Dataset entries
= = = = = = =

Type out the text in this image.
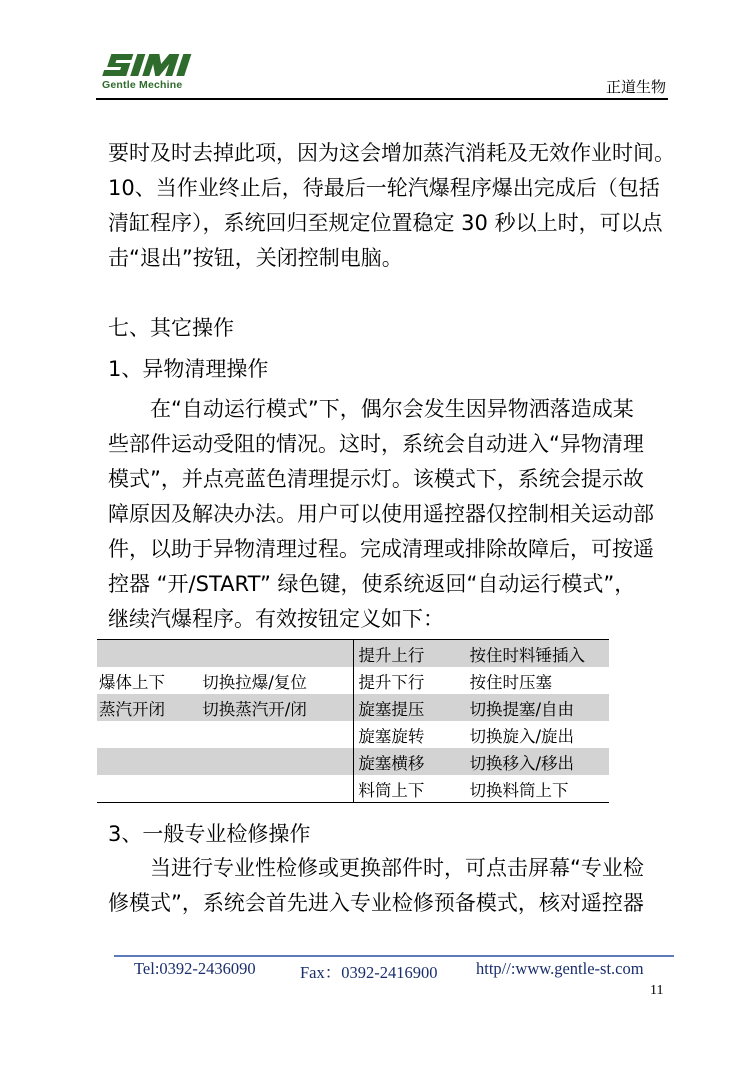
Gentle Mechine	正道生物
要时及时去掉此项，因为这会增加蒸汽消耗及无效作业时间。
10、当作业终止后，待最后一轮汽爆程序爆出完成后（包括
清缸程序），系统回归至规定位置稳定 30 秒以上时，可以点
击“退出”按钮，关闭控制电脑。
七、其它操作
1、异物清理操作
在“自动运行模式”下，偶尔会发生因异物洒落造成某
些部件运动受阻的情况。这时，系统会自动进入“异物清理
模式”，并点亮蓝色清理提示灯。该模式下，系统会提示故
障原因及解决办法。用户可以使用遥控器仅控制相关运动部
件，以助于异物清理过程。完成清理或排除故障后，可按遥
控器 “开/START” 绿色键，使系统返回“自动运行模式”，
继续汽爆程序。有效按钮定义如下：
		提升上行	按住时料锤插入
爆体上下	切换拉爆/复位	提升下行	按住时压塞
蒸汽开闭	切换蒸汽开/闭	旋塞提压	切换提塞/自由
		旋塞旋转	切换旋入/旋出
		旋塞横移	切换移入/移出
		料筒上下	切换料筒上下
3、一般专业检修操作
当进行专业性检修或更换部件时，可点击屏幕“专业检
修模式”，系统会首先进入专业检修预备模式，核对遥控器
Tel:0392-2436090	Fax：0392-2416900 http//:www.gentle-st.com
11
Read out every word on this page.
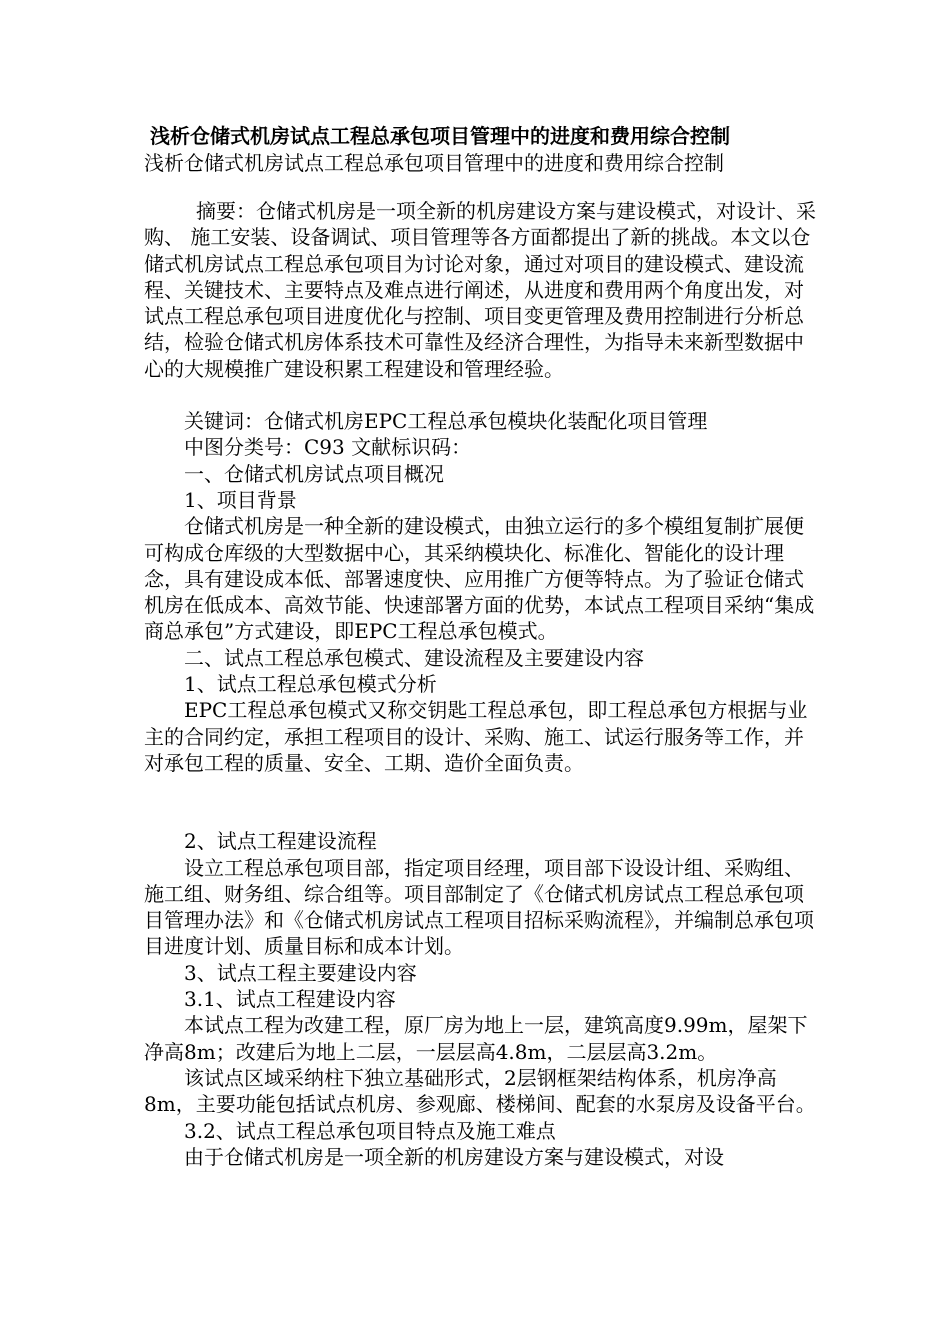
浅析仓储式机房试点工程总承包项目管理中的进度和费用综合控制
浅析仓储式机房试点工程总承包项目管理中的进度和费用综合控制

摘要：仓储式机房是一项全新的机房建设方案与建设模式，对设计、采购、 施工安装、设备调试、项目管理等各方面都提出了新的挑战。本文以仓储式机房试点工程总承包项目为讨论对象，通过对项目的建设模式、建设流程、关键技术、主要特点及难点进行阐述，从进度和费用两个角度出发，对试点工程总承包项目进度优化与控制、项目变更管理及费用控制进行分析总结，检验仓储式机房体系技术可靠性及经济合理性，为指导未来新型数据中心的大规模推广建设积累工程建设和管理经验。

关键词：仓储式机房EPC工程总承包模块化装配化项目管理

中图分类号：C93 文献标识码：

一、仓储式机房试点项目概况

1、项目背景

仓储式机房是一种全新的建设模式，由独立运行的多个模组复制扩展便可构成仓库级的大型数据中心，其采纳模块化、标准化、智能化的设计理念，具有建设成本低、部署速度快、应用推广方便等特点。为了验证仓储式机房在低成本、高效节能、快速部署方面的优势，本试点工程项目采纳“集成商总承包”方式建设，即EPC工程总承包模式。

二、试点工程总承包模式、建设流程及主要建设内容

1、试点工程总承包模式分析

EPC工程总承包模式又称交钥匙工程总承包，即工程总承包方根据与业主的合同约定，承担工程项目的设计、采购、施工、试运行服务等工作，并对承包工程的质量、安全、工期、造价全面负责。

2、试点工程建设流程

设立工程总承包项目部，指定项目经理，项目部下设设计组、采购组、施工组、财务组、综合组等。项目部制定了《仓储式机房试点工程总承包项目管理办法》和《仓储式机房试点工程项目招标采购流程》，并编制总承包项目进度计划、质量目标和成本计划。

3、试点工程主要建设内容

3.1、试点工程建设内容

本试点工程为改建工程，原厂房为地上一层，建筑高度9.99m，屋架下净高8m；改建后为地上二层，一层层高4.8m，二层层高3.2m。

该试点区域采纳柱下独立基础形式，2层钢框架结构体系，机房净高8m，主要功能包括试点机房、参观廊、楼梯间、配套的水泵房及设备平台。

3.2、试点工程总承包项目特点及施工难点

由于仓储式机房是一项全新的机房建设方案与建设模式，对设
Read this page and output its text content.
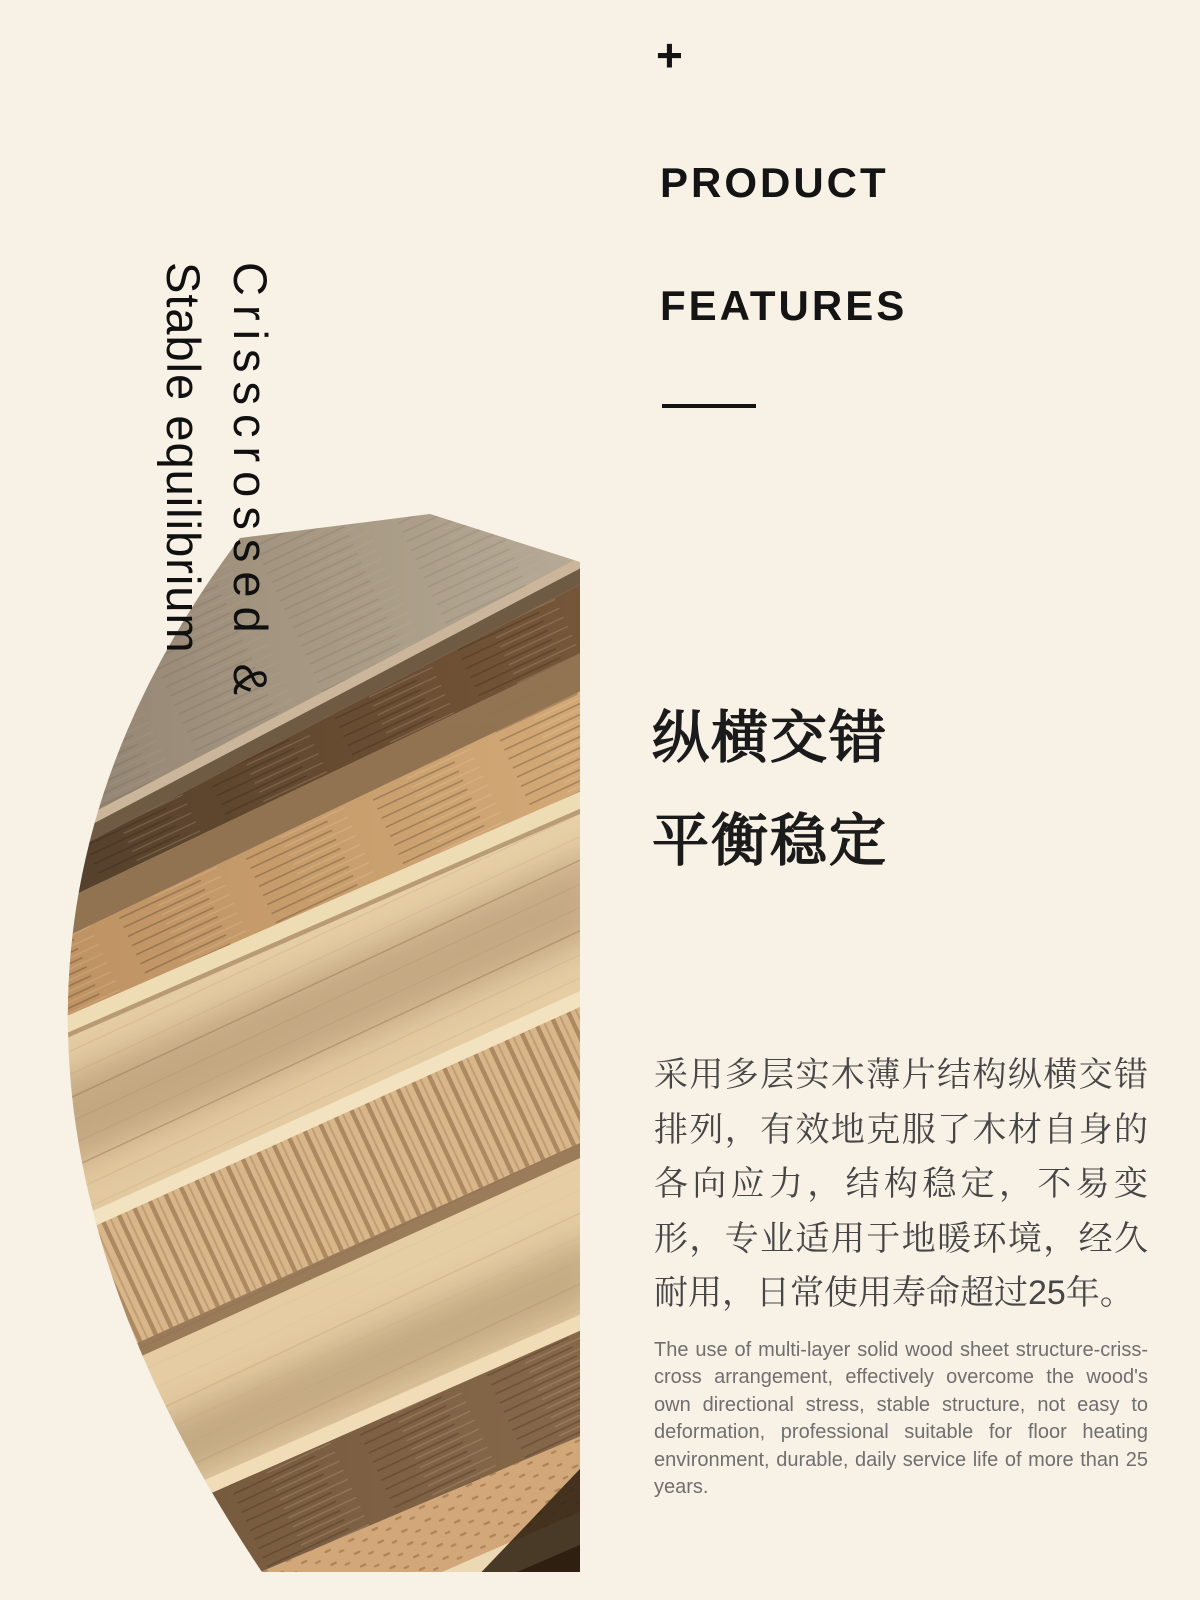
+
PRODUCT
FEATURES
Crisscrossed &
Stable equilibrium
纵横交错
平衡稳定
采用多层实木薄片结构纵横交错排列，有效地克服了木材自身的各向应力，结构稳定，不易变形，专业适用于地暖环境，经久耐用，日常使用寿命超过25年。
The use of multi-layer solid wood sheet structure-criss-cross arrangement, effectively overcome the wood's own directional stress, stable structure, not easy to deformation, professional suitable for floor heating environment, durable, daily service life of more than 25 years.
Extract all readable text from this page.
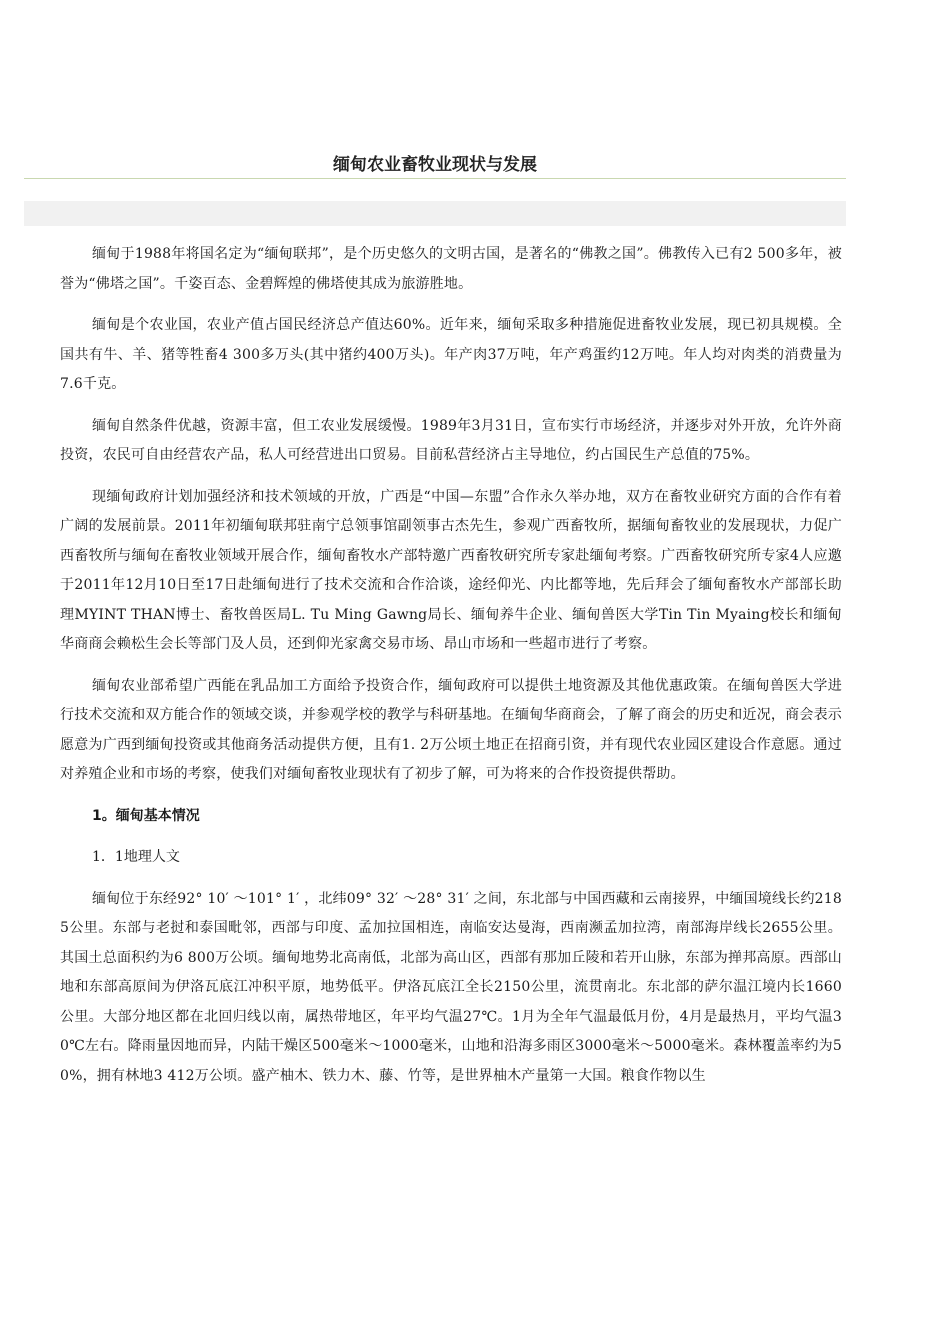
缅甸农业畜牧业现状与发展

缅甸于1988年将国名定为“缅甸联邦”，是个历史悠久的文明古国，是著名的“佛教之国”。佛教传入已有2 500多年，被誉为“佛塔之国”。千姿百态、金碧辉煌的佛塔使其成为旅游胜地。

缅甸是个农业国，农业产值占国民经济总产值达60%。近年来，缅甸采取多种措施促进畜牧业发展，现已初具规模。全国共有牛、羊、猪等牲畜4 300多万头(其中猪约400万头)。年产肉37万吨，年产鸡蛋约12万吨。年人均对肉类的消费量为7.6千克。

缅甸自然条件优越，资源丰富，但工农业发展缓慢。1989年3月31日，宣布实行市场经济，并逐步对外开放，允许外商投资，农民可自由经营农产品，私人可经营进出口贸易。目前私营经济占主导地位，约占国民生产总值的75%。

现缅甸政府计划加强经济和技术领域的开放，广西是“中国—东盟”合作永久举办地，双方在畜牧业研究方面的合作有着广阔的发展前景。2011年初缅甸联邦驻南宁总领事馆副领事古杰先生，参观广西畜牧所，据缅甸畜牧业的发展现状，力促广西畜牧所与缅甸在畜牧业领域开展合作，缅甸畜牧水产部特邀广西畜牧研究所专家赴缅甸考察。广西畜牧研究所专家4人应邀于2011年12月10日至17日赴缅甸进行了技术交流和合作洽谈，途经仰光、内比都等地，先后拜会了缅甸畜牧水产部部长助理MYINT THAN博士、畜牧兽医局L. Tu Ming Gawng局长、缅甸养牛企业、缅甸兽医大学Tin Tin Myaing校长和缅甸华商商会赖松生会长等部门及人员，还到仰光家禽交易市场、昂山市场和一些超市进行了考察。

缅甸农业部希望广西能在乳品加工方面给予投资合作，缅甸政府可以提供土地资源及其他优惠政策。在缅甸兽医大学进行技术交流和双方能合作的领域交谈，并参观学校的教学与科研基地。在缅甸华商商会，了解了商会的历史和近况，商会表示愿意为广西到缅甸投资或其他商务活动提供方便，且有1. 2万公顷土地正在招商引资，并有现代农业园区建设合作意愿。通过对养殖企业和市场的考察，使我们对缅甸畜牧业现状有了初步了解，可为将来的合作投资提供帮助。

1。缅甸基本情况

1．1地理人文

缅甸位于东经92° 10′ ～101° 1′ ，北纬09° 32′ ～28° 31′ 之间，东北部与中国西藏和云南接界，中缅国境线长约2185公里。东部与老挝和泰国毗邻，西部与印度、孟加拉国相连，南临安达曼海，西南濒孟加拉湾，南部海岸线长2655公里。其国土总面积约为6 800万公顷。缅甸地势北高南低，北部为高山区，西部有那加丘陵和若开山脉，东部为掸邦高原。西部山地和东部高原间为伊洛瓦底江冲积平原，地势低平。伊洛瓦底江全长2150公里，流贯南北。东北部的萨尔温江境内长1660公里。大部分地区都在北回归线以南，属热带地区，年平均气温27℃。1月为全年气温最低月份，4月是最热月，平均气温30℃左右。降雨量因地而异，内陆干燥区500毫米～1000毫米，山地和沿海多雨区3000毫米～5000毫米。森林覆盖率约为50%，拥有林地3 412万公顷。盛产柚木、铁力木、藤、竹等，是世界柚木产量第一大国。粮食作物以生
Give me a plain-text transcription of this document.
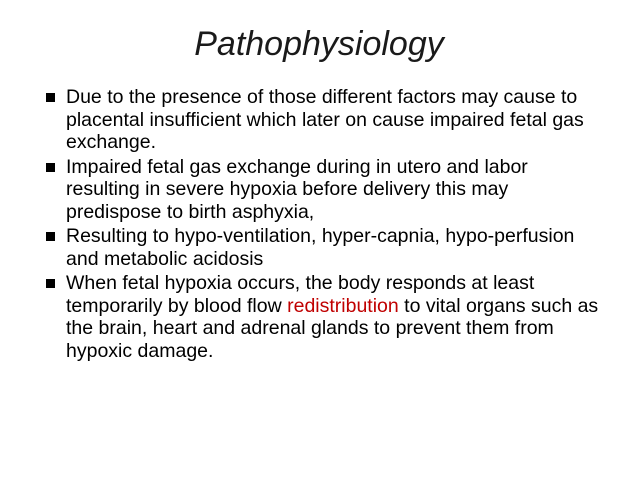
Pathophysiology
Due to the presence of those different factors may cause to placental insufficient which later on cause impaired fetal gas exchange.
Impaired fetal gas exchange during in utero and labor resulting in severe hypoxia before delivery this may predispose to birth asphyxia,
Resulting to hypo-ventilation, hyper-capnia, hypo-perfusion and metabolic acidosis
When fetal hypoxia occurs, the body responds at least temporarily by blood flow redistribution to vital organs such as the brain, heart and adrenal glands to prevent them from hypoxic damage.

= = = = = = =

All lines holding the word "from" should be picked out and copied.

## Exercise solution
Extract all readable text from this page.
When fetal hypoxia occurs, the body responds at least temporarily by blood flow redistribution to vital organs such as the brain, heart and adrenal glands to prevent them from hypoxic damage.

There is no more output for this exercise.